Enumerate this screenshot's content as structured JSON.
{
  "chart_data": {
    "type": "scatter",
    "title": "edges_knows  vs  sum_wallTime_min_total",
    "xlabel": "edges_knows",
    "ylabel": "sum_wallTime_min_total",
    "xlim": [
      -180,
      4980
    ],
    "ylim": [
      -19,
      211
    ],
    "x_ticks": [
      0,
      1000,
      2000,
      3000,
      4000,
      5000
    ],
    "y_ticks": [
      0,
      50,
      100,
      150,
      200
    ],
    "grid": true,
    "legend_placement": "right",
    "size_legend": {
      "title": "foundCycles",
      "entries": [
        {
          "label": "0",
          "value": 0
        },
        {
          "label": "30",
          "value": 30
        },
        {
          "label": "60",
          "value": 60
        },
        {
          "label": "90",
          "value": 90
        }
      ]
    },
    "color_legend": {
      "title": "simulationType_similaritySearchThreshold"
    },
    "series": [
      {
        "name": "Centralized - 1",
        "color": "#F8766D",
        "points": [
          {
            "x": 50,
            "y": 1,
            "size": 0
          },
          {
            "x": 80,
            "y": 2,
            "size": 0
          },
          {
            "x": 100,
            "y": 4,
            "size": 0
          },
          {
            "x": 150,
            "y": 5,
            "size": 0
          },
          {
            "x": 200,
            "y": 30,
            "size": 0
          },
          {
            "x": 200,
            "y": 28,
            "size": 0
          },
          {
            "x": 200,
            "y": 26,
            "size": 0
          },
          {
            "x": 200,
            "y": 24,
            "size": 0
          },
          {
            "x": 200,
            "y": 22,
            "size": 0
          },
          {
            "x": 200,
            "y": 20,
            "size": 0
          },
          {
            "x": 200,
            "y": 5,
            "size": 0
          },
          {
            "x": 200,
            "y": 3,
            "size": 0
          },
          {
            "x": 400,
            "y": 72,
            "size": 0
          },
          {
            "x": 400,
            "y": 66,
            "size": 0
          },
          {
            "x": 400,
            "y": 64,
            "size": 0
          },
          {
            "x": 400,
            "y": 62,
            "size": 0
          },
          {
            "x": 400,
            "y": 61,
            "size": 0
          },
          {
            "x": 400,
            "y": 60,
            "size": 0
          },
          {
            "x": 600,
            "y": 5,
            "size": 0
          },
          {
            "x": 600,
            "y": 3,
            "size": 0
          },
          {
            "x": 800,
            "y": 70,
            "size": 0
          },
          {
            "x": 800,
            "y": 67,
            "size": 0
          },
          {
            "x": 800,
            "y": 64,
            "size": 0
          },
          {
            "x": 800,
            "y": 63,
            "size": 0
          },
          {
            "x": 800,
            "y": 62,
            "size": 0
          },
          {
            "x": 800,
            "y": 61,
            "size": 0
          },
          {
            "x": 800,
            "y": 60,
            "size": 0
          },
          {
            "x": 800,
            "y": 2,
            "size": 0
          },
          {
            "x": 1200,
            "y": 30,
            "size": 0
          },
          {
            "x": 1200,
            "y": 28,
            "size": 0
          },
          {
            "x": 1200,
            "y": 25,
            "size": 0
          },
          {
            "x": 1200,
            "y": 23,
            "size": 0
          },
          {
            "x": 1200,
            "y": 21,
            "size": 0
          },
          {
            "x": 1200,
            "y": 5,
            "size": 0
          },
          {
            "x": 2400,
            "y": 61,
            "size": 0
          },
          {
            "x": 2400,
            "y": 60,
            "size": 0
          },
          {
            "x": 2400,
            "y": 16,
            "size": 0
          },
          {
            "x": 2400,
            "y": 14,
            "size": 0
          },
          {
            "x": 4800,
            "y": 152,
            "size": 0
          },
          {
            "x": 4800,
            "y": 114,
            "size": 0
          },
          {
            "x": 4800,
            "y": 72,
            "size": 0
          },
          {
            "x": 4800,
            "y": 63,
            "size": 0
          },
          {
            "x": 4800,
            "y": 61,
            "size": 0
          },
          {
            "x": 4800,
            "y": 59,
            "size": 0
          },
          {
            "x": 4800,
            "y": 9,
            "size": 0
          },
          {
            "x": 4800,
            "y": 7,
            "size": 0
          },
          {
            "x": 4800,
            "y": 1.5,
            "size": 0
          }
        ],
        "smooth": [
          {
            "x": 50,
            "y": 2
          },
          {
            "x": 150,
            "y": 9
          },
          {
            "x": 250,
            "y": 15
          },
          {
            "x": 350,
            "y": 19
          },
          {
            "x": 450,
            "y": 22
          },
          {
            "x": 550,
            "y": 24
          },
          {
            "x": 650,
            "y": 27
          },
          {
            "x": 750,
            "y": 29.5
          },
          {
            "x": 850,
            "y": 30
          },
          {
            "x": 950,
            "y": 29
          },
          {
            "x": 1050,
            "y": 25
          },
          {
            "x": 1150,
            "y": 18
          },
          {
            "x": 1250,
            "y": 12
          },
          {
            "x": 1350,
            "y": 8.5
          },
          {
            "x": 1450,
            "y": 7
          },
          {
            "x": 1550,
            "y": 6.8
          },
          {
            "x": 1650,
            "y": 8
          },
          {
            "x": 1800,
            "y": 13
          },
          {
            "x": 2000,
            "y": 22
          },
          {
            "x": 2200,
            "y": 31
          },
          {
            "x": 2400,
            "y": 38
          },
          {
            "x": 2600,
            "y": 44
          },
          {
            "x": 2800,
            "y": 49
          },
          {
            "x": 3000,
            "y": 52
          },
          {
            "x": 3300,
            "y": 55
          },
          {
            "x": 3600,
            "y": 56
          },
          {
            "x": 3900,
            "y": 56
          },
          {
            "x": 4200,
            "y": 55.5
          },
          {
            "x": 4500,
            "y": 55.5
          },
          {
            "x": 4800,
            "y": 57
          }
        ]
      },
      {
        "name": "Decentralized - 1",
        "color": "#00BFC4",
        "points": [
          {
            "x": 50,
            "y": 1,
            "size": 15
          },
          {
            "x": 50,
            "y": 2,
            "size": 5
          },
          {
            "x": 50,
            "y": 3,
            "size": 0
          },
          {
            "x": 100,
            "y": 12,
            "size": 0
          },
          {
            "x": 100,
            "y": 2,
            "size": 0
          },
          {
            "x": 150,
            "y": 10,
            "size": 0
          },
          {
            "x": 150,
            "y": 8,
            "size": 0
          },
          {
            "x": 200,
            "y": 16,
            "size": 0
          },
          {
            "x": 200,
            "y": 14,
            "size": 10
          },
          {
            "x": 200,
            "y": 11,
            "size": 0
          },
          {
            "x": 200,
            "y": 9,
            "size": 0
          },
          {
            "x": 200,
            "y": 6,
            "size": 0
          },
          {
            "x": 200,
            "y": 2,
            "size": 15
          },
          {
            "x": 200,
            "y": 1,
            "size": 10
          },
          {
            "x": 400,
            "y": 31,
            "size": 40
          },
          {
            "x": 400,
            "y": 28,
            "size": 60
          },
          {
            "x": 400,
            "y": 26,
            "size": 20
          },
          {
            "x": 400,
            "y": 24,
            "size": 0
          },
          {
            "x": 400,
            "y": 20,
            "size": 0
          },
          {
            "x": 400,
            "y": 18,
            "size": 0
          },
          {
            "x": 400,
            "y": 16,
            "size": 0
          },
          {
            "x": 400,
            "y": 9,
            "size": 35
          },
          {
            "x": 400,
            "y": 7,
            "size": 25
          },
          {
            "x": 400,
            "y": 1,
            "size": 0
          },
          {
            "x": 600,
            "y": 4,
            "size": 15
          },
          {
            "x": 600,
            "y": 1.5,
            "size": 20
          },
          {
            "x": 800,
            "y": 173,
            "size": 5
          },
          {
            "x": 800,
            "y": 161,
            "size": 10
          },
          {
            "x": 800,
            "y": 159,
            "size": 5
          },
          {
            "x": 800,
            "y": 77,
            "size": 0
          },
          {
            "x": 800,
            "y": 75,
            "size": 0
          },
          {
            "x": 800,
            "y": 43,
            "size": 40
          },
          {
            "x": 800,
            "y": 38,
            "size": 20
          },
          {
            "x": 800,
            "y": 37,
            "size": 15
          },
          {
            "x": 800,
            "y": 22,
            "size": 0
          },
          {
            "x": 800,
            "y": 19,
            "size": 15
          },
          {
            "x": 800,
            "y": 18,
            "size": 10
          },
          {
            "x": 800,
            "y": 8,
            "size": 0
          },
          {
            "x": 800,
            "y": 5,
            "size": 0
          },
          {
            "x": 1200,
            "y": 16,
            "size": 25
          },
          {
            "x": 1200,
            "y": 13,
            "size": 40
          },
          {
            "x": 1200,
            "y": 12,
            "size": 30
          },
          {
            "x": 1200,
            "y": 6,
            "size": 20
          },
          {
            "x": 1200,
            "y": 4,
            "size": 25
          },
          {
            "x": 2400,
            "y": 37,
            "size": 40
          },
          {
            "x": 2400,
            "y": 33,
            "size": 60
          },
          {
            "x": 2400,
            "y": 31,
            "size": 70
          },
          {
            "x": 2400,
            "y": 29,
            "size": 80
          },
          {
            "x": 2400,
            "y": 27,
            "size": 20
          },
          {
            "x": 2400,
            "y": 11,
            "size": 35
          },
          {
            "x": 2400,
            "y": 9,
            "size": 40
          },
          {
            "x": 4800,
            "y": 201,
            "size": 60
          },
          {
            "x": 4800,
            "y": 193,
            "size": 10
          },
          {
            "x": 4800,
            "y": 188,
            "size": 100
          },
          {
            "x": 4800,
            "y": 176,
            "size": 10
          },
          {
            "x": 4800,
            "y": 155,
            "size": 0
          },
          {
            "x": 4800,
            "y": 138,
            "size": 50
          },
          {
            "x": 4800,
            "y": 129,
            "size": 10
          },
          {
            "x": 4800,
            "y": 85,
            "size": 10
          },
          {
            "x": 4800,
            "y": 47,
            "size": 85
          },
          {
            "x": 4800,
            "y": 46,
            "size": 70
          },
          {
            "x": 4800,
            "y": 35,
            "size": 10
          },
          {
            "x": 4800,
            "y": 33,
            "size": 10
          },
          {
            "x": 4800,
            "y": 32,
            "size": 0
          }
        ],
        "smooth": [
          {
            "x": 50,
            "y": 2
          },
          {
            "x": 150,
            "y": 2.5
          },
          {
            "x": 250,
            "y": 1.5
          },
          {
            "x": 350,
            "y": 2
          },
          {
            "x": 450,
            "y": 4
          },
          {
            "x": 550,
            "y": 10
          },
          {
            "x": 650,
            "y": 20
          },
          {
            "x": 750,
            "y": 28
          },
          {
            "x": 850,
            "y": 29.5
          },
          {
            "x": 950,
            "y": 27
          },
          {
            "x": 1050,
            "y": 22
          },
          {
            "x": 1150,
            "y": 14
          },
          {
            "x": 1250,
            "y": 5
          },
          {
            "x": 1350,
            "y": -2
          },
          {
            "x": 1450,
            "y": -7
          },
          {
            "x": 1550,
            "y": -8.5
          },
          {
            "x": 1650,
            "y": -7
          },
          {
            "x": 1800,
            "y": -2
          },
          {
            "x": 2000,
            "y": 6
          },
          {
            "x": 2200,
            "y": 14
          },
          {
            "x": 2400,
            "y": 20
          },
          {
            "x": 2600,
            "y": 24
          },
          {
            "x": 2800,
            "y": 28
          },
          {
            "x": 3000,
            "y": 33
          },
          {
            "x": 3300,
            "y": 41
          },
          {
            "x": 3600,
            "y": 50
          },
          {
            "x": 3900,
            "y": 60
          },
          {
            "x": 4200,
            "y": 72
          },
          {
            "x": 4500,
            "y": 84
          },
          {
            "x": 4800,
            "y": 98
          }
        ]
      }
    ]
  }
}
# # # # # # #
Search the data above for the string "name" and return every line that has it.

        "name": "Centralized - 1",
        "name": "Decentralized - 1",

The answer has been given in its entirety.